Most actors like the space where they can find what it is together. They want to have a director with an opinion, otherwise it feels unsafe, so it’s a very fine line. You want to give them all the freedom in the world—but I also know what I want. You’re the person protecting them, so if someone says I’m not comfortable doing this, the response is not to be: I’m sorry, you have to do that. Because you’re going to lose that person completely.
Going into directing The Handmaid’s Tale’s first episodes, you were really setting the tone for the entire show. How did you begin to build your idea for the show from the original novel?
I had to pitch the whole vision it in order to get the job. For me, because I was an unproven person in that particular task, having not directed a pilot before even though I directed a feature, I had to put more out there than even someone with more experience would have. I bet an extremely established television pilot director probably came in and didn’t have to do half the work I had to do. But I wanted to do it, because it came right out of me. Sometimes when you read material you think: I can see this completely in my brain. It doesn’t mean I see every frame, I just have a general feeling about it. In my pitch I wrote, this is how Gilead would look, this is how the flashbacks would be shot, this is what the tone of the score would be. All these things were actually ideas I came up with before I got the job, I already had laid the whole entire bible for what the show would be. I made it as a leap of faith to put my best foot forward because I knew I was not a shoe-in for it.

(Entries for boxed elements)
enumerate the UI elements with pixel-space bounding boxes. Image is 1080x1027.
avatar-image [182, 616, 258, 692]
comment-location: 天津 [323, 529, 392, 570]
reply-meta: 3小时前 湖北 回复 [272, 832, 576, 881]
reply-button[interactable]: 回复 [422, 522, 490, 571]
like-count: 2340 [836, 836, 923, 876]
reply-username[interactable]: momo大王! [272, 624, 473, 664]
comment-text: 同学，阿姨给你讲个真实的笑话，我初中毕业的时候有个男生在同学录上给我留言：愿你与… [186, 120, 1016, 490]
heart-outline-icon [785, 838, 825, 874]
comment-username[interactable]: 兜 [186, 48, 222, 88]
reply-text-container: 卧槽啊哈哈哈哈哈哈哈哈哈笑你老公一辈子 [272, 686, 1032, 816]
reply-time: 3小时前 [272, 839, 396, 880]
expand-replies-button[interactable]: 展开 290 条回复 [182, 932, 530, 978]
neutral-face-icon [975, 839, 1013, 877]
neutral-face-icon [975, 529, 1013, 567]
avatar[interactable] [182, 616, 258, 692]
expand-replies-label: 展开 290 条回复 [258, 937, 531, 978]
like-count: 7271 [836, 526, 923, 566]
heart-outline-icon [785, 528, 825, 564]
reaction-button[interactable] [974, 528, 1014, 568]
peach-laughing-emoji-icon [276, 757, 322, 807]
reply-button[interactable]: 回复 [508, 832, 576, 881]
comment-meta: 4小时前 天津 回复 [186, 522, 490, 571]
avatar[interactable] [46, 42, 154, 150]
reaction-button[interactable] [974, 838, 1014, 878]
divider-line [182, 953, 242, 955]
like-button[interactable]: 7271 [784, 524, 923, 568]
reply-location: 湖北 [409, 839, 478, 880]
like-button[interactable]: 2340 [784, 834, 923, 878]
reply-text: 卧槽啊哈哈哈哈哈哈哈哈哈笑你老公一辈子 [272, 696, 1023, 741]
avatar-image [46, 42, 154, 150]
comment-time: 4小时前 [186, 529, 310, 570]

To-do list -
**1)** In the interview about directing The Handmaid's Tale, what had the speaker never directed before getting the job, despite having directed a feature?
**2)** Based on the interview about directing The Handmaid's Tale, decide whether each statement agrees with the text, giving yes or no plus the deciding words quoted from the text: (a) Actors want a director who has an opinion. (b) The speaker's pitch described how the flashbacks would be shot. (c) On reading the material, the speaker could see every frame.
**3)** Carry on the interview about directing The Handmaid's Tale, starting after its last sentence.
The items above are separate from the interview about directing The Handmaid's Tale.

The replies -
**1)** A pilot.

**2)**
(a) Yes: "They want to have a director with an opinion, otherwise it feels unsafe"
(b) Yes: "this is how the flashbacks would be shot"
(c) No: "It doesn’t mean I see every frame"

**3)**
You’ve spoken before about how in the discussion of “female directors” people focus too much on gender rather than individual talent, or directors become lumped together just through gender. In what ways do you think the discussion about female directors in film is failing creators?
I just think people are focusing on the wrong things. Even now people will be quicker to say, oh I’ve got a script for you, it’s a great, strong, female story. And I’m like, excuse me, you don’t only have to send me your female stories. You can send me any story that’s good, I want to see whatever’s good. As luck would have it, all the projects I’ve done have been about women and I didn’t do them because they were about women, I did them because they were great stories.
I do think it’s a little short-sighted to only hire a woman for a Marvel movie if its Wonder Woman. Or I can only hire women for a superhero movie or whatever. I think it’s a little bit presumptuous. It’s like saying when you’re little, girls can only play with dolls and boys can only play with trucks. Also why do people call women “female directors,” whereas you wouldn’t call Darren Aronofsky, “male director Darren Aronofsky.”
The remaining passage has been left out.